_GIVEN PROBLEM_
Give the number of lines that contain the string "into", and nothing else.
--- start of PROVIDED RECORDS ---
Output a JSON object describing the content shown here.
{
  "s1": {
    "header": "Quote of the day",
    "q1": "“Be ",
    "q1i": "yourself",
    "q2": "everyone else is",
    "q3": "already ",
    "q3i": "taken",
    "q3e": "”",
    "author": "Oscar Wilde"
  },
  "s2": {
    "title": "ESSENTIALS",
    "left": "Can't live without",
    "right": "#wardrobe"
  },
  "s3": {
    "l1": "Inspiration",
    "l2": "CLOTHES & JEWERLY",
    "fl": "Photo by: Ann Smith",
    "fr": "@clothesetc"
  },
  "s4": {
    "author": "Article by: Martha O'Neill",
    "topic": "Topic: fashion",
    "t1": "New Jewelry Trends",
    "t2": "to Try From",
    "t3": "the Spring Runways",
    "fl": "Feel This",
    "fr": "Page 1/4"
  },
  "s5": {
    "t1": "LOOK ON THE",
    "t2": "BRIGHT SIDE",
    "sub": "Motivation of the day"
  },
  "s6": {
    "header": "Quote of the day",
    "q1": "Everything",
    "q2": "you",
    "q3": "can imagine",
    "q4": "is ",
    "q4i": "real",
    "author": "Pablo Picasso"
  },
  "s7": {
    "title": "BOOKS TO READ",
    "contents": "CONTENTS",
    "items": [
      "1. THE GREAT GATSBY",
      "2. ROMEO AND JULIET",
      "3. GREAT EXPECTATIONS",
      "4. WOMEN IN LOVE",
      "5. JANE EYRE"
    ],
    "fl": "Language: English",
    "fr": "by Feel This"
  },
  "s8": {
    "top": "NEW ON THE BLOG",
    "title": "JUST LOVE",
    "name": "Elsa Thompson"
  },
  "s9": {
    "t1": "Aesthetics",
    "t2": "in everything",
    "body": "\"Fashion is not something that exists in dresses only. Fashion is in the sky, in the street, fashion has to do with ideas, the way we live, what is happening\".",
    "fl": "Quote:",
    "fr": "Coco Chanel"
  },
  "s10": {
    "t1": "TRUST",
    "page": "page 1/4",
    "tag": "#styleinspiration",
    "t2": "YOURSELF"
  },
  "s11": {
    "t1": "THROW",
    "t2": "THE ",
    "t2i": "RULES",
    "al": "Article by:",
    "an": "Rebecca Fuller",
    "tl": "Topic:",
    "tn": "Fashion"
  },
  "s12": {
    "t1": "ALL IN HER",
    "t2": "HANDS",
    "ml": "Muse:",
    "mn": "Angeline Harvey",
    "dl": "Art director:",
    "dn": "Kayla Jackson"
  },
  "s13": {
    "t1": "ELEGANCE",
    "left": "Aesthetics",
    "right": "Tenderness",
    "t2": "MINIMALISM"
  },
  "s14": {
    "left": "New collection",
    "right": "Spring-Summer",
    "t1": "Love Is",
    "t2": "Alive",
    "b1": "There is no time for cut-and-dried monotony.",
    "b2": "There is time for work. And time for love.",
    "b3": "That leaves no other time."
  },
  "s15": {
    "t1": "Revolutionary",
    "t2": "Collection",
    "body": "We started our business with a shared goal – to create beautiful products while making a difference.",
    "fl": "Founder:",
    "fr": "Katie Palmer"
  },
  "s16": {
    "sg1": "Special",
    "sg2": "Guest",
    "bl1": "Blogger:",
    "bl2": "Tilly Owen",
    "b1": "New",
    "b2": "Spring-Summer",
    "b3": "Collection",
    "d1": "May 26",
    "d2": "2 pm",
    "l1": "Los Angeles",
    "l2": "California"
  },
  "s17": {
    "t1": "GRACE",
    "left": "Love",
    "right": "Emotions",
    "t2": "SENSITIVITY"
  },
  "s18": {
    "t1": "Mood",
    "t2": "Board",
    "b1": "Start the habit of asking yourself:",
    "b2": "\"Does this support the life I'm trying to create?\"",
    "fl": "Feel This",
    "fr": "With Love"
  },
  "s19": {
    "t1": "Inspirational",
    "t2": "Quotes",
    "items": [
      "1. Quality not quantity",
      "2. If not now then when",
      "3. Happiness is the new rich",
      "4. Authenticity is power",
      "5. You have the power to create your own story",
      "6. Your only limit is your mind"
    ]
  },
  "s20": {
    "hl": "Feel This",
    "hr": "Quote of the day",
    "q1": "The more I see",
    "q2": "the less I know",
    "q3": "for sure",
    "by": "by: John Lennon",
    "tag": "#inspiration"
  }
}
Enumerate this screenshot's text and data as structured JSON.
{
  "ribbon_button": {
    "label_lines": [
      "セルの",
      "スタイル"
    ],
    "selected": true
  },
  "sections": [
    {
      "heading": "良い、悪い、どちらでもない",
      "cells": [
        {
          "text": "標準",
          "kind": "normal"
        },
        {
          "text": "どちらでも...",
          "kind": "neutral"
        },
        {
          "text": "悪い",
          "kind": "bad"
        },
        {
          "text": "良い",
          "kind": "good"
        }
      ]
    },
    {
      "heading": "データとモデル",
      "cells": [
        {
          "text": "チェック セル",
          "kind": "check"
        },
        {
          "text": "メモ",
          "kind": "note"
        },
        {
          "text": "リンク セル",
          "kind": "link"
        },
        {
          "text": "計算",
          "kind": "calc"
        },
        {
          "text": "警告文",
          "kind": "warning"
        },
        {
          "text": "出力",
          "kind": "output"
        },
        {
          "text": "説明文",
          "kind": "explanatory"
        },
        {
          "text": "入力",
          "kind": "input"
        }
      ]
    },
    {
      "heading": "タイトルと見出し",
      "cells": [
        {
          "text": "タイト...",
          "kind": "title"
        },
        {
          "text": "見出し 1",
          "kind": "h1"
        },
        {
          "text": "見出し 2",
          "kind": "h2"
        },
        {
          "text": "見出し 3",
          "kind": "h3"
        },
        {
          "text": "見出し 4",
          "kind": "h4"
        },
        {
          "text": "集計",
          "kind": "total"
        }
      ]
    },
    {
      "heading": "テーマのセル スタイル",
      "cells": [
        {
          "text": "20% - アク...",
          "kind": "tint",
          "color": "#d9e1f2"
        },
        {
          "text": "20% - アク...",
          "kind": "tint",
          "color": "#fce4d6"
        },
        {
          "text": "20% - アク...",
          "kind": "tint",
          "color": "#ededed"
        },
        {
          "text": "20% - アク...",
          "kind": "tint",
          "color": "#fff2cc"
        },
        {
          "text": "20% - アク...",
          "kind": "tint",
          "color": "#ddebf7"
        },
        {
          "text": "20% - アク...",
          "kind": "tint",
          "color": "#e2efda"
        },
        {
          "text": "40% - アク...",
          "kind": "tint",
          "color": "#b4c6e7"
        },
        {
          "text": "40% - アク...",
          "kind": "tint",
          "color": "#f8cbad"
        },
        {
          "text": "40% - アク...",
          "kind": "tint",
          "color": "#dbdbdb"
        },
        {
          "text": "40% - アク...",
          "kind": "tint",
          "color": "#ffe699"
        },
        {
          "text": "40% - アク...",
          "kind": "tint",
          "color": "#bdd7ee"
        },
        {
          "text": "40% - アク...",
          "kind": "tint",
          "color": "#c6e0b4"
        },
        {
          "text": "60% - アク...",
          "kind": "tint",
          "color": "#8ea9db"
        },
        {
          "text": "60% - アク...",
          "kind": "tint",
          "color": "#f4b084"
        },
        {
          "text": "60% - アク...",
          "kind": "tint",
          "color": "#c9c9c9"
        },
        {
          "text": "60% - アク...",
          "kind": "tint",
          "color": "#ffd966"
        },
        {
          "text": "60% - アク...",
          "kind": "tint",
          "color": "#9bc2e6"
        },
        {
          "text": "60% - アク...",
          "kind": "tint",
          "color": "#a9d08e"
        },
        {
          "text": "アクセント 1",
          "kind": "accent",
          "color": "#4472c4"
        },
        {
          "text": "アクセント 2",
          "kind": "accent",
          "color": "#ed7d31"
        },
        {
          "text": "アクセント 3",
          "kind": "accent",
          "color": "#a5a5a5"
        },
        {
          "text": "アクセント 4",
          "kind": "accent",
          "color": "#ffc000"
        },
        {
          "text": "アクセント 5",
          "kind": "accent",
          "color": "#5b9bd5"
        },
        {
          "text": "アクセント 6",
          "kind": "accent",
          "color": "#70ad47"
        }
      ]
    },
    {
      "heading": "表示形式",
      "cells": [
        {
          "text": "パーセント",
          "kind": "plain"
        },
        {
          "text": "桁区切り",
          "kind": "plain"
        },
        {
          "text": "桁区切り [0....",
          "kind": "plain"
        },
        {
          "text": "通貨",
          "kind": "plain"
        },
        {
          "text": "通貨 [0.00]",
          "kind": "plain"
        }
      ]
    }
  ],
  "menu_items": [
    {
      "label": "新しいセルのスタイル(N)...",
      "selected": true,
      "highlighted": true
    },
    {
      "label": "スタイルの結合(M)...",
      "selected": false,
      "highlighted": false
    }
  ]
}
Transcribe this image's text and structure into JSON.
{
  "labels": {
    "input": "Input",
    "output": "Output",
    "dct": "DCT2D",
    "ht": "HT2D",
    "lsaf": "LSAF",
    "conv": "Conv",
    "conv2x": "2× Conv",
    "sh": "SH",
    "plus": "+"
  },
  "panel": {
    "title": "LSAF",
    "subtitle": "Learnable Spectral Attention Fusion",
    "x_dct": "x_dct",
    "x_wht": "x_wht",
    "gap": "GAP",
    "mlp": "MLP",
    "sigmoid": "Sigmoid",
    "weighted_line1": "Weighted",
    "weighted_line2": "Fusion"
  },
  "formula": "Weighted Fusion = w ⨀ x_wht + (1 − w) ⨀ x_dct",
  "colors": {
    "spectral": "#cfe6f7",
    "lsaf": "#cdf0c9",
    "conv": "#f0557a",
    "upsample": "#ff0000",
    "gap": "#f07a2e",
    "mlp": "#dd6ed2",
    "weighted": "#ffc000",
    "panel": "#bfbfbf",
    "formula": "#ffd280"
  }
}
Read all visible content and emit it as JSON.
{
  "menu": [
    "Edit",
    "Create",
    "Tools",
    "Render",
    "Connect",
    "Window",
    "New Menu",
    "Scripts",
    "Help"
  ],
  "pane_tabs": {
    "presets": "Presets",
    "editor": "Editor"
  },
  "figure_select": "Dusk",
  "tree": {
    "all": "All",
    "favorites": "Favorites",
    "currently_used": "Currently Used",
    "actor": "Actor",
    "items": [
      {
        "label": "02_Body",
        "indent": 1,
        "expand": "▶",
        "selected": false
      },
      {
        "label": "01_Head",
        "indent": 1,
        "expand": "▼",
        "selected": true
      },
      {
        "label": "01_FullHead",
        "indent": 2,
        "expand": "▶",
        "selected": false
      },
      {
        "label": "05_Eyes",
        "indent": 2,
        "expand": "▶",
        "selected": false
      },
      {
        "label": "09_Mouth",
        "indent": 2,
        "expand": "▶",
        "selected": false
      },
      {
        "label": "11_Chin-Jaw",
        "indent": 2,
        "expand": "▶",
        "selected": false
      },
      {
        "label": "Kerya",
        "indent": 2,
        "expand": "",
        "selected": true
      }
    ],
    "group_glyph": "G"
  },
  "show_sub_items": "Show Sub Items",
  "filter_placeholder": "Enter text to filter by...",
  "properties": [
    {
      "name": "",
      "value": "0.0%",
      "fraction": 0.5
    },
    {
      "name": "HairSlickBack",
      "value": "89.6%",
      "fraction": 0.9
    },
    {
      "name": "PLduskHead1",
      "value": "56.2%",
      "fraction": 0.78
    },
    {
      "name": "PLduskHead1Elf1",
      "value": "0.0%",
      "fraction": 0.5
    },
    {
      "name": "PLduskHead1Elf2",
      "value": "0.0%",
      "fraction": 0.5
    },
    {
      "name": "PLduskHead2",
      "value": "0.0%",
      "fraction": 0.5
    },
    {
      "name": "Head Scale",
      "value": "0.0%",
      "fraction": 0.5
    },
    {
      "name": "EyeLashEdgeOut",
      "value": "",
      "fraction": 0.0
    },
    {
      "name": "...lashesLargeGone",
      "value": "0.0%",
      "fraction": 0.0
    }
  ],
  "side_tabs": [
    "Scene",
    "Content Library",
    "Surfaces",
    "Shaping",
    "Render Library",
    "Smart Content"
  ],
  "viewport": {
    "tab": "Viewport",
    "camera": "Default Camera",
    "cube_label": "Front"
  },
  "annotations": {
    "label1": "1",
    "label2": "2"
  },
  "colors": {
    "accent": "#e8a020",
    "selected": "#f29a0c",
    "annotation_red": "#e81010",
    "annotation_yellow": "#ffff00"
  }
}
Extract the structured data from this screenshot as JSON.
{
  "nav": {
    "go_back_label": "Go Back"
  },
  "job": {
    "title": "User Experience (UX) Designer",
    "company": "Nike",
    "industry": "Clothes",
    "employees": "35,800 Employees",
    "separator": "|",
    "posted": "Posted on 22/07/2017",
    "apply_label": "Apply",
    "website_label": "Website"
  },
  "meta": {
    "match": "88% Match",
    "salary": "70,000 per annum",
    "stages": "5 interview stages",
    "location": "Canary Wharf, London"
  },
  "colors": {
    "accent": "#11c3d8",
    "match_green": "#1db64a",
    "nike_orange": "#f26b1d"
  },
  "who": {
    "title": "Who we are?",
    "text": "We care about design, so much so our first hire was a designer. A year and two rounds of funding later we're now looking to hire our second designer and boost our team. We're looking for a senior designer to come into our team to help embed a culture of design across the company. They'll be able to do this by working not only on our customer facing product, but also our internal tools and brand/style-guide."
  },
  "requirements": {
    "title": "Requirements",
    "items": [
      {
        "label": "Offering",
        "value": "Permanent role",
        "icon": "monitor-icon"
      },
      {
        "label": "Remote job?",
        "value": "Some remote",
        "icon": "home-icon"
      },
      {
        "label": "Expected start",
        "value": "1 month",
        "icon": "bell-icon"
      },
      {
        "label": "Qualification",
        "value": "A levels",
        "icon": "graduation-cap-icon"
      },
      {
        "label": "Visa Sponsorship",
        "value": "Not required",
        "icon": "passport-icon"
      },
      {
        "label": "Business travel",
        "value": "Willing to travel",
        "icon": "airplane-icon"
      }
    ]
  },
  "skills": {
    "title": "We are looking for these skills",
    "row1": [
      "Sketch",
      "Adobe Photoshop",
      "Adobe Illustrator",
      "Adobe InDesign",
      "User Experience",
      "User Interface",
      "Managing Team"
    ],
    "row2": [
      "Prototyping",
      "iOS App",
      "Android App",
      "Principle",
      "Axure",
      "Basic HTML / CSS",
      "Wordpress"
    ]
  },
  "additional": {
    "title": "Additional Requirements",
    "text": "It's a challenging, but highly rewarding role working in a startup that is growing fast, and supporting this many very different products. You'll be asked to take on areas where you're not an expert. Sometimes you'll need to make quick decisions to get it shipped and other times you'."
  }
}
--- end of PROVIDED RECORDS ---
_CORRECT RESULT_
2